*Data records*:
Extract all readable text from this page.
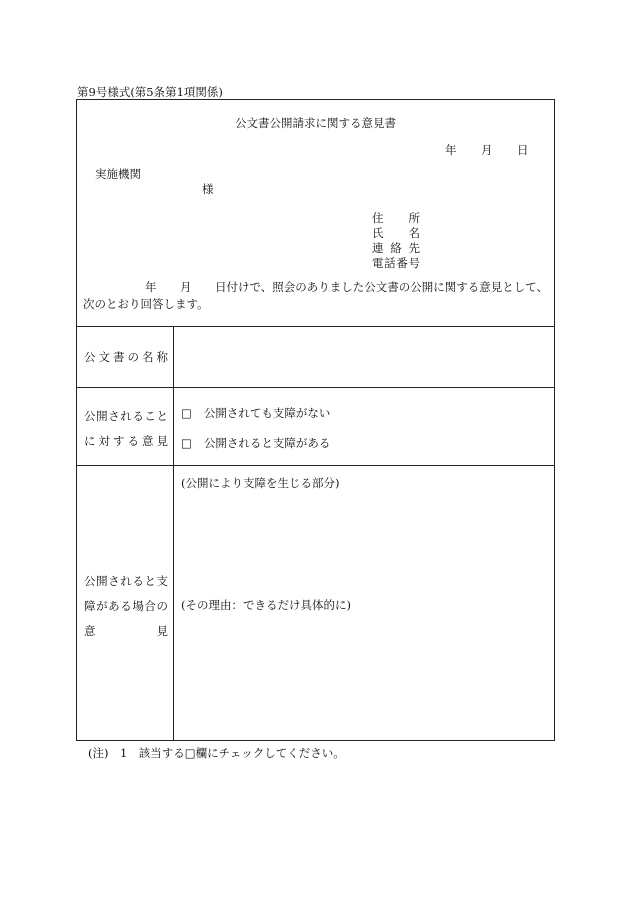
第9号様式(第5条第1項関係)
公文書公開請求に関する意見書
年 月 日
実施機関
様
住　所
氏　名
連絡先
電話番号
年 月 日付けで、照会のありました公文書の公開に関する意見として、
次のとおり回答します。
公文書の名称
公開されること
に対する意見
□ 公開されても支障がない
□ 公開されると支障がある
公開されると支
障がある場合の
意　　　　見
(公開により支障を生じる部分)
(その理由：できるだけ具体的に)
(注)　1　該当する□欄にチェックしてください。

*Task*:
What you return should match the records above word for word, minus the pictures.

*Task output*:
Extract all readable text from this page.
第9号様式(第5条第1項関係)
公文書公開請求に関する意見書
年 月 日
実施機関
様
住　所
氏　名
連絡先
電話番号
年 月 日付けで、照会のありました公文書の公開に関する意見として、
次のとおり回答します。
公文書の名称
公開されること
に対する意見
□ 公開されても支障がない
□ 公開されると支障がある
公開されると支
障がある場合の
意　　　　見
(公開により支障を生じる部分)
(その理由：できるだけ具体的に)
(注)　1　該当する□欄にチェックしてください。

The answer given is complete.